Problem description: Each line that contains "Basel" needs to be copied from the listing.

Dataset entries:
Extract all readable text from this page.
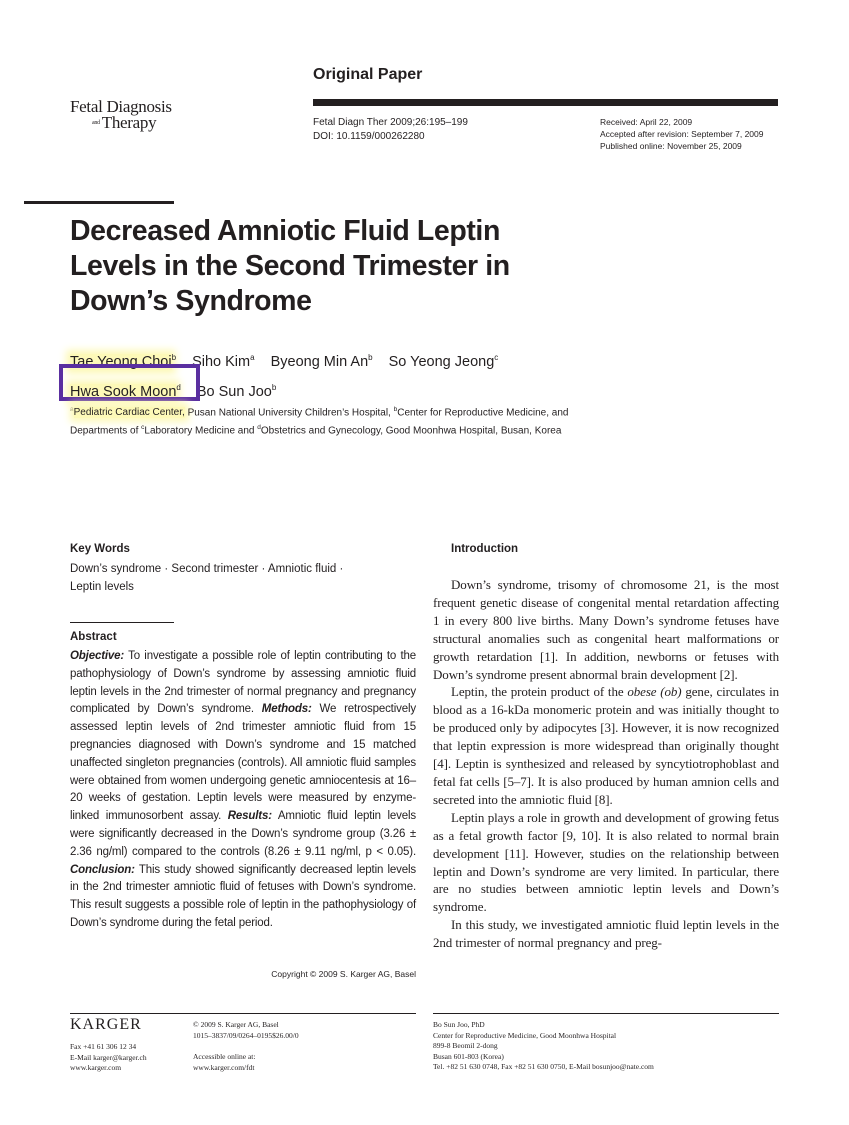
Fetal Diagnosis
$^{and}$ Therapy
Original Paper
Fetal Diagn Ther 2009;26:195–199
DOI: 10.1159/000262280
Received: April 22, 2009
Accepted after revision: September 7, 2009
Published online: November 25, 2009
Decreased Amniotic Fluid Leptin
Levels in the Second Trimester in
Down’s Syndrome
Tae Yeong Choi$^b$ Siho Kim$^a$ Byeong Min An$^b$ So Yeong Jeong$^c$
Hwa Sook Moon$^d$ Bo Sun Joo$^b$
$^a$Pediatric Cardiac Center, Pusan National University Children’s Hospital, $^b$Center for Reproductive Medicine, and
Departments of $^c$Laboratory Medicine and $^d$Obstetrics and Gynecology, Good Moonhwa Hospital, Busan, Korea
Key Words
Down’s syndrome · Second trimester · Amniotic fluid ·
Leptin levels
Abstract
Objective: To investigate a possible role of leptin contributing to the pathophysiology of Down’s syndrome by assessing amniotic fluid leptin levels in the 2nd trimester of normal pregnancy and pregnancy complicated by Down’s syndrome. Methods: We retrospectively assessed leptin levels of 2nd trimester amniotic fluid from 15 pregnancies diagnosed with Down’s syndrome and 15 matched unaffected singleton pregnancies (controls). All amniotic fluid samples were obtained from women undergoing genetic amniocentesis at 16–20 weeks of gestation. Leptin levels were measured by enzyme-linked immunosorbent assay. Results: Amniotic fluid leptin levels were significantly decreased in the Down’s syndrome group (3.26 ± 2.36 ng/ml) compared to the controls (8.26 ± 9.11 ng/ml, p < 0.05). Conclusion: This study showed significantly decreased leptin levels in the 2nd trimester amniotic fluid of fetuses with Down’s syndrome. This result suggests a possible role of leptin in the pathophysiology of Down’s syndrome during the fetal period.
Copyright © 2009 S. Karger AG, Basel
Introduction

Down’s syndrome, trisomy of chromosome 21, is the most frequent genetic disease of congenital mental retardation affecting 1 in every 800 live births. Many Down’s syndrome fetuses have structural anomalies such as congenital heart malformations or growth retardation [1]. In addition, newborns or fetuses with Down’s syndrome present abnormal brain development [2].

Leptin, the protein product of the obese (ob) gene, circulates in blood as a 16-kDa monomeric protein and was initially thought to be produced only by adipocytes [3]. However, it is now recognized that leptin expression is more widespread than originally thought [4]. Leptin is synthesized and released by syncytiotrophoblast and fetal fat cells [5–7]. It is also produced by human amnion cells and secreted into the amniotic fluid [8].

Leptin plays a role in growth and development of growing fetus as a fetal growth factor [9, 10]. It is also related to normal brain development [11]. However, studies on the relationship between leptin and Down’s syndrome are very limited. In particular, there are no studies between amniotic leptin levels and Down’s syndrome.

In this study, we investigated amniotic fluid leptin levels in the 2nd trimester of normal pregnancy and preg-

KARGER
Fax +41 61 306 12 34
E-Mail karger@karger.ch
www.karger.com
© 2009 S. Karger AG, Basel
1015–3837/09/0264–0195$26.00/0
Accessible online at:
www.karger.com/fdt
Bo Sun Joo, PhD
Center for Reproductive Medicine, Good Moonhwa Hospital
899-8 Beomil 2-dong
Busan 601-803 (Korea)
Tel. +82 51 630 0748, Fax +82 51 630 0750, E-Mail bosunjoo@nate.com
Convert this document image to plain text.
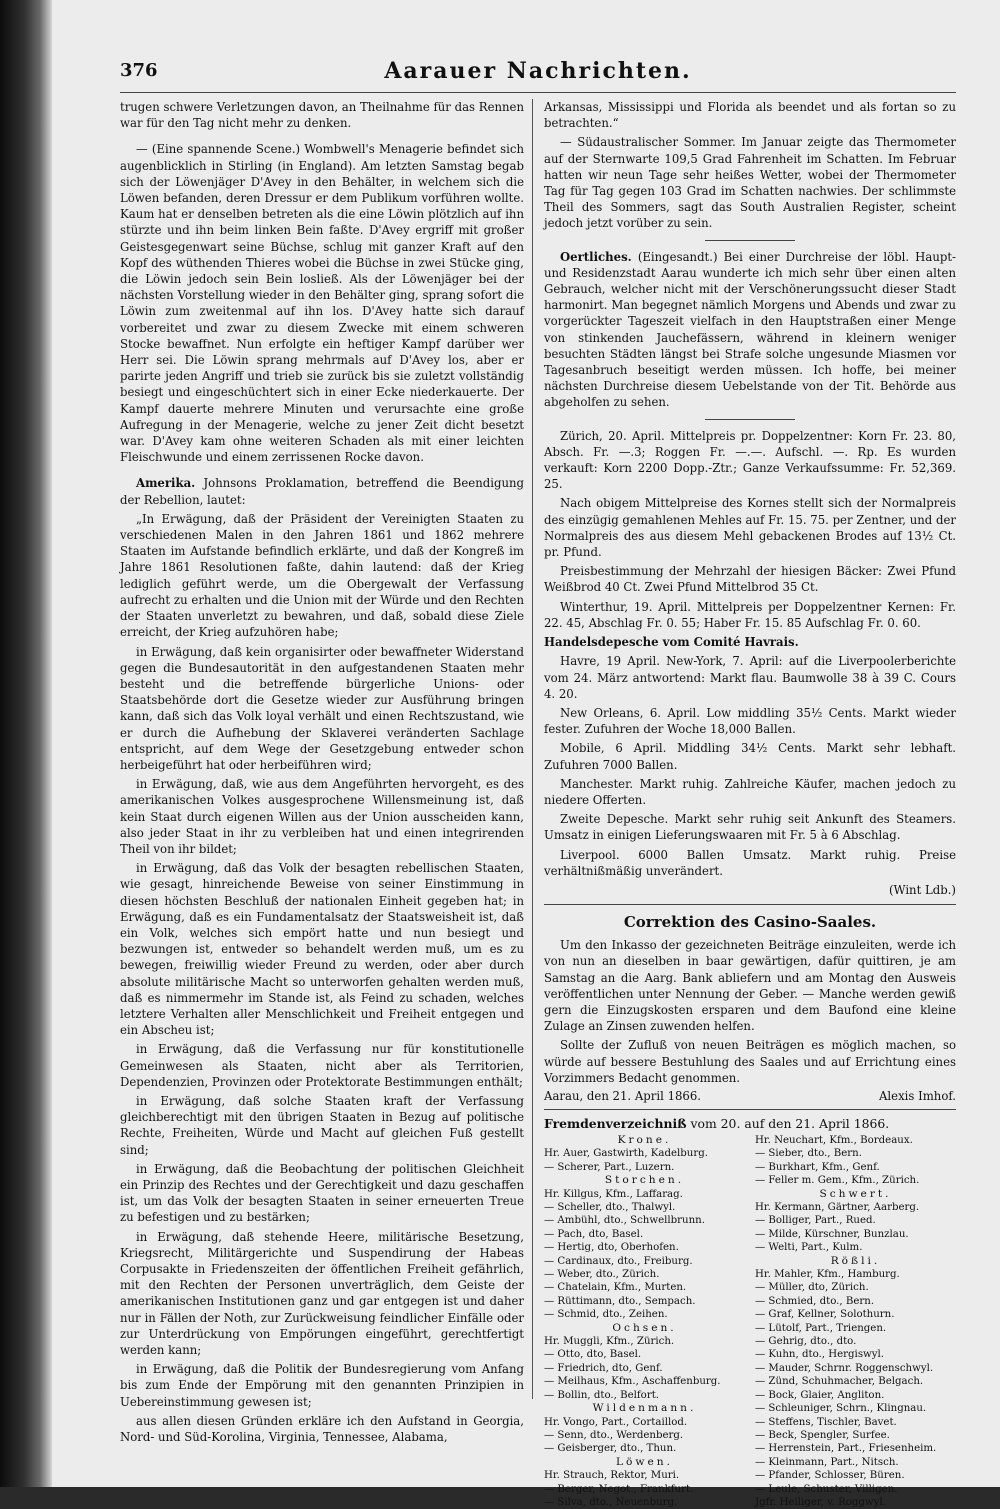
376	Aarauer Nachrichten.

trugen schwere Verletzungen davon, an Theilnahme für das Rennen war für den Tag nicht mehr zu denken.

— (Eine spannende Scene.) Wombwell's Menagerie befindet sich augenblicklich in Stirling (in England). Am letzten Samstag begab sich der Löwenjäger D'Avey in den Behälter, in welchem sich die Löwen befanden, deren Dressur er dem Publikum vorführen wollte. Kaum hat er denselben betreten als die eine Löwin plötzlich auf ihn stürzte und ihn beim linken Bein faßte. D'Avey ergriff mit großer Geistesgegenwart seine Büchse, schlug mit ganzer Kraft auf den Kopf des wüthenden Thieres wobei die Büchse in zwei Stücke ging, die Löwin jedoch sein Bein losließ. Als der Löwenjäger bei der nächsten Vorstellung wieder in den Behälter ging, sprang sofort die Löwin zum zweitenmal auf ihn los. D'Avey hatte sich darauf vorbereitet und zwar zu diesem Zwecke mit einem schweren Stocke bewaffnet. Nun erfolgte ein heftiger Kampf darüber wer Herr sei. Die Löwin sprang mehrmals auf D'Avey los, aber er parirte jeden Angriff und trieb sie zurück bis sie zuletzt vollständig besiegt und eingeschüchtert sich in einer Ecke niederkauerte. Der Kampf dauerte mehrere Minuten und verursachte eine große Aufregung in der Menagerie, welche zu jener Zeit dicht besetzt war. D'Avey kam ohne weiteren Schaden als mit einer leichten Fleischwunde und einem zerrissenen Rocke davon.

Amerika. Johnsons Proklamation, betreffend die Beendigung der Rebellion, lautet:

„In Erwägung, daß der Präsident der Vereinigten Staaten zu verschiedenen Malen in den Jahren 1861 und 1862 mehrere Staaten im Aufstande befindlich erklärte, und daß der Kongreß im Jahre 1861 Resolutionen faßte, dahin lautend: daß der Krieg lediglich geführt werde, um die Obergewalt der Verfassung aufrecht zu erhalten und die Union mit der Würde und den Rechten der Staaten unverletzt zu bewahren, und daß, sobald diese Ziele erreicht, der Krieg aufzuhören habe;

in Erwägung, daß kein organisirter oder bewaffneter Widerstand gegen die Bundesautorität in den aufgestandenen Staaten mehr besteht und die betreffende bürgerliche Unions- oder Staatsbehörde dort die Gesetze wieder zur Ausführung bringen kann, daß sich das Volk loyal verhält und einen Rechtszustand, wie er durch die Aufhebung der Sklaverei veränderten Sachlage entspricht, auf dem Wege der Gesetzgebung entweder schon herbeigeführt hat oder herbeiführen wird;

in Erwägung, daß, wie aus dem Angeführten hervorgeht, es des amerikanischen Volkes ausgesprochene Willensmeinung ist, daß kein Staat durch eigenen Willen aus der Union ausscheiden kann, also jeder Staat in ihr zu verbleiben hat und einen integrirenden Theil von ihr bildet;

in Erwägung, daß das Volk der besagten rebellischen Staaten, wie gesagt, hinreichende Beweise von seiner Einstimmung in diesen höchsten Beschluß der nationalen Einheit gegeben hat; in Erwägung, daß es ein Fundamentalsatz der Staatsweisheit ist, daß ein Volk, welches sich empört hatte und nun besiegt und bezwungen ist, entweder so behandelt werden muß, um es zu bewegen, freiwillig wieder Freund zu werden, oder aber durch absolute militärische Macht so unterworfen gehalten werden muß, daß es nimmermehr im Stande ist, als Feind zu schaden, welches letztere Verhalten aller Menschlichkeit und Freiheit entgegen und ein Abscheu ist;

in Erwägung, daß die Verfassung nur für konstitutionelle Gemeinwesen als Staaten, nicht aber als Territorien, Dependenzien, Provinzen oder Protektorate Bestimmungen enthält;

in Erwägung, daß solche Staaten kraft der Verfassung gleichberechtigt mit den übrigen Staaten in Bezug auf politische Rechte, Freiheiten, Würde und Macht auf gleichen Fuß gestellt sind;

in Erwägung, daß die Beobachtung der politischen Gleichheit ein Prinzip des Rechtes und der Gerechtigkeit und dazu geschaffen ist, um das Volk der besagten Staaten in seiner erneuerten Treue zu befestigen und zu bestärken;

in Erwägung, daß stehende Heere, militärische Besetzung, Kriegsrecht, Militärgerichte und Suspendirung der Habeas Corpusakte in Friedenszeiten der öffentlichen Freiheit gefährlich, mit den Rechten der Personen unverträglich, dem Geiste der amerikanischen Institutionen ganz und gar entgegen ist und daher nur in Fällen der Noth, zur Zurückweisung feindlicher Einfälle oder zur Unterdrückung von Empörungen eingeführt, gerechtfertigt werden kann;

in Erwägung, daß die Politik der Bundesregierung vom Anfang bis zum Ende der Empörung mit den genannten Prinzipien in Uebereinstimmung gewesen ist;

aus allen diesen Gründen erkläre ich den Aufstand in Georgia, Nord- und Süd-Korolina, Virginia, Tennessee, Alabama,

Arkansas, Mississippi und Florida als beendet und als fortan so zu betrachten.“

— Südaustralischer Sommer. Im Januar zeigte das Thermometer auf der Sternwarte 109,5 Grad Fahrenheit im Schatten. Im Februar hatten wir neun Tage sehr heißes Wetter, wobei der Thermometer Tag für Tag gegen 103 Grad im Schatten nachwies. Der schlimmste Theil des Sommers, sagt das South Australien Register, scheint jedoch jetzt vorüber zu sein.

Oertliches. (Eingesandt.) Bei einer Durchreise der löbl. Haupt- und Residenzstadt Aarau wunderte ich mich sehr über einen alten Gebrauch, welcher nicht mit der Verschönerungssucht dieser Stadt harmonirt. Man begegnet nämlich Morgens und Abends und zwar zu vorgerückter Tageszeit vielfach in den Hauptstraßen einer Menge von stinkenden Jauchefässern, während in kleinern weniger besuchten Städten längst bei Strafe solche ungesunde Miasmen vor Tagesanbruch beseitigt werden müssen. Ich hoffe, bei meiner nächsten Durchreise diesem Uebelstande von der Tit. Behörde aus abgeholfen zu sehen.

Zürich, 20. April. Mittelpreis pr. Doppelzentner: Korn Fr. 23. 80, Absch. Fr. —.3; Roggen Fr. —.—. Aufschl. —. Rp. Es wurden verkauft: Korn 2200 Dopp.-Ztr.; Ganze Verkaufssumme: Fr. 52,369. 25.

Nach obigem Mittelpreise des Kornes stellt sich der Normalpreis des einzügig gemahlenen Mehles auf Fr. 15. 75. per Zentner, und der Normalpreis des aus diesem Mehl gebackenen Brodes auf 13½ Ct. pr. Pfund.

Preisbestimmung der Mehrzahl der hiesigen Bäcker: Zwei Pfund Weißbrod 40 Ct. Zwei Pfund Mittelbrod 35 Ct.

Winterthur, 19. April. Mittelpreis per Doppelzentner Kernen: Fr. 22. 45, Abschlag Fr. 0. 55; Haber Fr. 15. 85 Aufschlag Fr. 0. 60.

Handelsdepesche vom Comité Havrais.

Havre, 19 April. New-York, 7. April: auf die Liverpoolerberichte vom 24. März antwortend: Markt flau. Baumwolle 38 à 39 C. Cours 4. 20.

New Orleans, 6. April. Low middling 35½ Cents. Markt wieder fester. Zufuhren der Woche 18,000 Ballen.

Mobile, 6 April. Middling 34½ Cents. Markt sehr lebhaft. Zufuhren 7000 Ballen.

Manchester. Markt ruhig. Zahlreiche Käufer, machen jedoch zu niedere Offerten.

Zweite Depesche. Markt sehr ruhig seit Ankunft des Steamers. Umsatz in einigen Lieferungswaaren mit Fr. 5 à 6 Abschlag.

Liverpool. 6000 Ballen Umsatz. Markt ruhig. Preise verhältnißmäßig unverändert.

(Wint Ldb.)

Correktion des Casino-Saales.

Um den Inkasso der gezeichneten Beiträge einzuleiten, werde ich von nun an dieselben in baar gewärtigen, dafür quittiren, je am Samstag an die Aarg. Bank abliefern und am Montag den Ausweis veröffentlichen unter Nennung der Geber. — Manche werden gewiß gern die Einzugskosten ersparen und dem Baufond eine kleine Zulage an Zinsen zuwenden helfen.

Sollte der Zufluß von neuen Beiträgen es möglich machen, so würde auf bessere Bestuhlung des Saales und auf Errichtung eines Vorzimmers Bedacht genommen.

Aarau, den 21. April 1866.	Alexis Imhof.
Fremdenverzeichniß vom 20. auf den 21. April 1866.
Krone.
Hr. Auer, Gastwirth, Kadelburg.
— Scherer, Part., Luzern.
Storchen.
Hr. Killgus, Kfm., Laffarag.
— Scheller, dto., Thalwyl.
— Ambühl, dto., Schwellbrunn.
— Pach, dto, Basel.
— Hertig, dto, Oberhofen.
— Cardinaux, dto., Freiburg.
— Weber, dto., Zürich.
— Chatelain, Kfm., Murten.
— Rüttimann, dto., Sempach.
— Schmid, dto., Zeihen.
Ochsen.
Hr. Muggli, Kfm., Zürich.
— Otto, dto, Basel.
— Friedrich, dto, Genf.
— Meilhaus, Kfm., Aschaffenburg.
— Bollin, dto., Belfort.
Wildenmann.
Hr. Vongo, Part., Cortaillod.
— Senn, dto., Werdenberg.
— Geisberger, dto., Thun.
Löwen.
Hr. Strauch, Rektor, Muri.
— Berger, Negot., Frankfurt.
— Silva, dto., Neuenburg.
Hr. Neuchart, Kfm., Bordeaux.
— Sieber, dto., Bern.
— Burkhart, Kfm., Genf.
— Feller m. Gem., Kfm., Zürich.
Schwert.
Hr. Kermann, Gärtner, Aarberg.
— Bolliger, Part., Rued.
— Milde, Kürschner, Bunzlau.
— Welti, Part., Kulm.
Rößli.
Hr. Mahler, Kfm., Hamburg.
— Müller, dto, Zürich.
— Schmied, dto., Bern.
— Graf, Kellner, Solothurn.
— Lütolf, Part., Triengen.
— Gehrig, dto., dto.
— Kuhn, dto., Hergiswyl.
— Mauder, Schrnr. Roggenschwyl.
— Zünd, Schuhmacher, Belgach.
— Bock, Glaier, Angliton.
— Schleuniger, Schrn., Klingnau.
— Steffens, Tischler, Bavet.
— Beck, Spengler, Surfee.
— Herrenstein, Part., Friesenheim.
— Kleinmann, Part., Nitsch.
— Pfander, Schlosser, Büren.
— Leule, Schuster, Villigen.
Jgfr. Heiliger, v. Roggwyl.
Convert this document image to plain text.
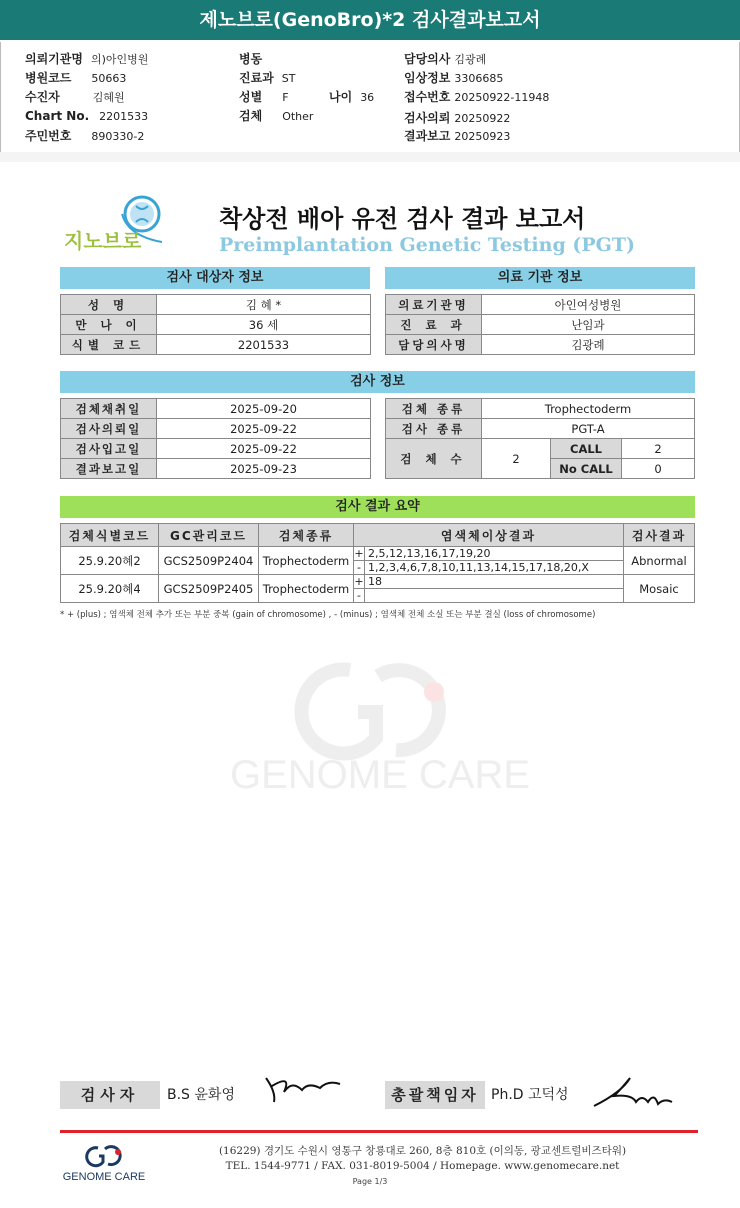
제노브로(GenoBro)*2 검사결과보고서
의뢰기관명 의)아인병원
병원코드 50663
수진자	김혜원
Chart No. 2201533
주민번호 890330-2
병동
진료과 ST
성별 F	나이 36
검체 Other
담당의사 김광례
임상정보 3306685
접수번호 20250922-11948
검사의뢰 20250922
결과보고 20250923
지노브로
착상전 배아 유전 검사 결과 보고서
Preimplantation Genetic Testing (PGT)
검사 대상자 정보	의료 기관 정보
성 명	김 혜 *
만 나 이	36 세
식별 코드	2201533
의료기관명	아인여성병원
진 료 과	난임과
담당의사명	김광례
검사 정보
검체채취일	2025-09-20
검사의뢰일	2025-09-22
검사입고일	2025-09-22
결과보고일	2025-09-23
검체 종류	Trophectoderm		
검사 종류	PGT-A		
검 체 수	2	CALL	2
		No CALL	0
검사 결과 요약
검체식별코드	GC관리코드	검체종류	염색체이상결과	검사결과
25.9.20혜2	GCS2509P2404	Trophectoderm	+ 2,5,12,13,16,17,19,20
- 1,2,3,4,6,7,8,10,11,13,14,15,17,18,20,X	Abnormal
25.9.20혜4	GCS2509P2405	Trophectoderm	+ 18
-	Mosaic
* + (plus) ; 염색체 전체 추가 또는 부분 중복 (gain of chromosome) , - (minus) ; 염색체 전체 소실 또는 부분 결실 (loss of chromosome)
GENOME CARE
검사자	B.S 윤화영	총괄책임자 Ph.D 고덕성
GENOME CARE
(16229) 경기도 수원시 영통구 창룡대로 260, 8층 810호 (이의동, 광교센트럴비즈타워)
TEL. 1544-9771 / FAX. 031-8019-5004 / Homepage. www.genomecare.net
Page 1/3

Written response:
Copyright © 2009 S. Karger AG, Basel
© 2009 S. Karger AG, Basel
— Pach, dto, Basel.
— Otto, dto, Basel.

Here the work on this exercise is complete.